╭──
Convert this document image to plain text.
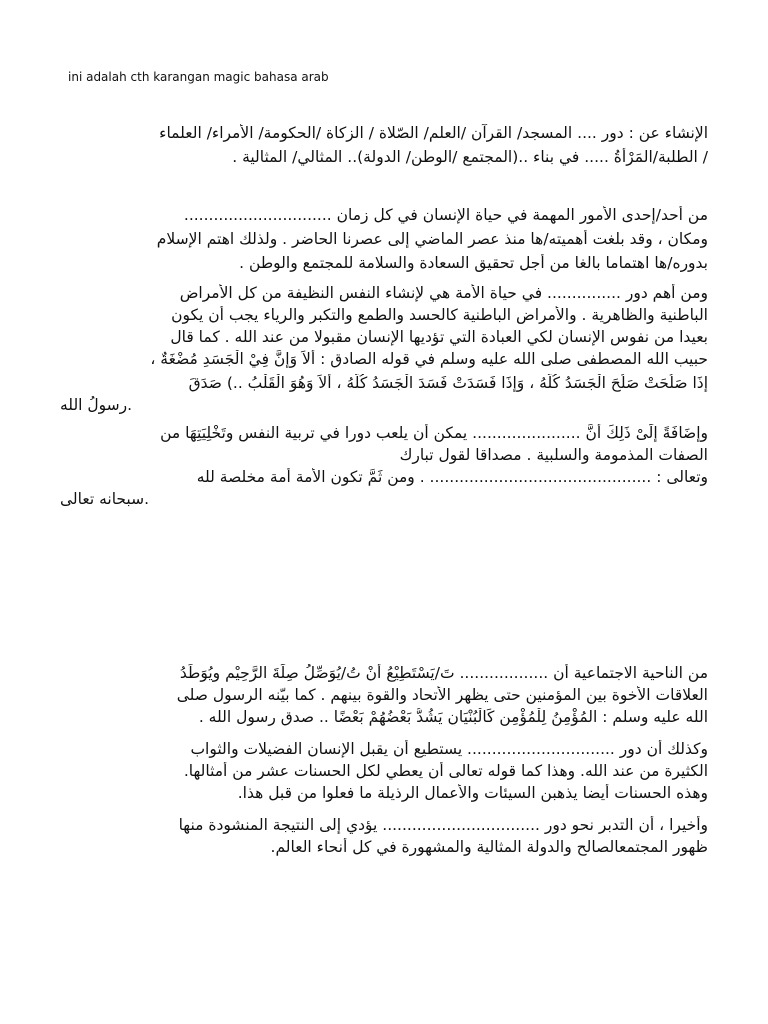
ini adalah cth karangan magic bahasa arab
الإنشاء عن : دور .... المسجد/ القرآن /العلم/ الصّلاة / الزكاة /الحكومة/ الأمراء/ العلماء
/ الطلبة/المَرْأةُ ..... في بناء ..(المجتمع /الوطن/ الدولة).. المثالي/ المثالية .
من أحد/إحدى الأمور المهمة في حياة الإنسان في كل زمان ..............................
ومكان ، وقد بلغت أهميته/ها منذ عصر الماضي إلى عصرنا الحاضر . ولذلك اهتم الإسلام
بدوره/ها اهتماما بالغا من أجل تحقيق السعادة والسلامة للمجتمع والوطن .
ومن أهم دور ............... في حياة الأمة هي لإنشاء النفس النظيفة من كل الأمراض
الباطنية والظاهرية . والأمراض الباطنية كالحسد والطمع والتكبر والرياء يجب أن يكون
بعيدا من نفوس الإنسان لكي العبادة التي تؤديها الإنسان مقبولا من عند الله . كما قال
حبيب الله المصطفى صلى الله عليه وسلم في قوله الصادق : أَلاَ وَإِنَّ فِيْ الْجَسَدِ مُضْغَةٌ ،
إِذَا صَلُحَتْ صَلُحَ الْجَسَدُ كُلُّهُ ، وَإِذَا فَسَدَتْ فَسَدَ الْجَسَدُ كُلُّهُ ، أَلاَ وَهُوَ الْقَلْبُ ..) صَدَقَ
.رسولُ الله
وإِضَافَةً إِلَىْ ذَلِكَ أَنَّ ...................... يمكن أن يلعب دورا في تربية النفس وتَخْلِيَتِهَا من
الصفات المذمومة والسلبية . مصداقا لقول تبارك
وتعالى : ............................................. . ومن ثَمَّ تكون الأمة أمة مخلصة لله
.سبحانه تعالى
من الناحية الاجتماعية أن .................. تَ/يَسْتَطِيْعُ أَنْ تُ/يُوَصِّلُ صِلَةَ الرَّحِيْمِ ويُوَطِّدُ
العلاقات الأخوة بين المؤمنين حتى يظهر الأتحاد والقوة بينهم . كما بيّنه الرسول صلى
الله عليه وسلم : المُؤْمِنُ لِلْمُؤْمِنِ كَالْبُنْيَانِ يَشُدُّ بَعْضُهُمْ بَعْضًا .. صدق رسول الله .
وكذلك أن دور .............................. يستطيع أن يقبل الإنسان الفضيلات والثواب
الكثيرة من عند الله. وهذا كما قوله تعالى أن يعطي لكل الحسنات عشر من أمثالها.
وهذه الحسنات أيضا يذهبن السيئات والأعمال الرذيلة ما فعلوا من قبل هذا.
وأخيرا ، أن التدبر نحو دور ................................ يؤدي إلى النتيجة المنشودة منها
ظهور المجتمعالصالح والدولة المثالية والمشهورة في كل أنحاء العالم.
╰──
**EXERCISE**
Work through the data and report how many of its lines hold the word "عليه", giving only the figure.

**COMPLETE RESPONSE**
2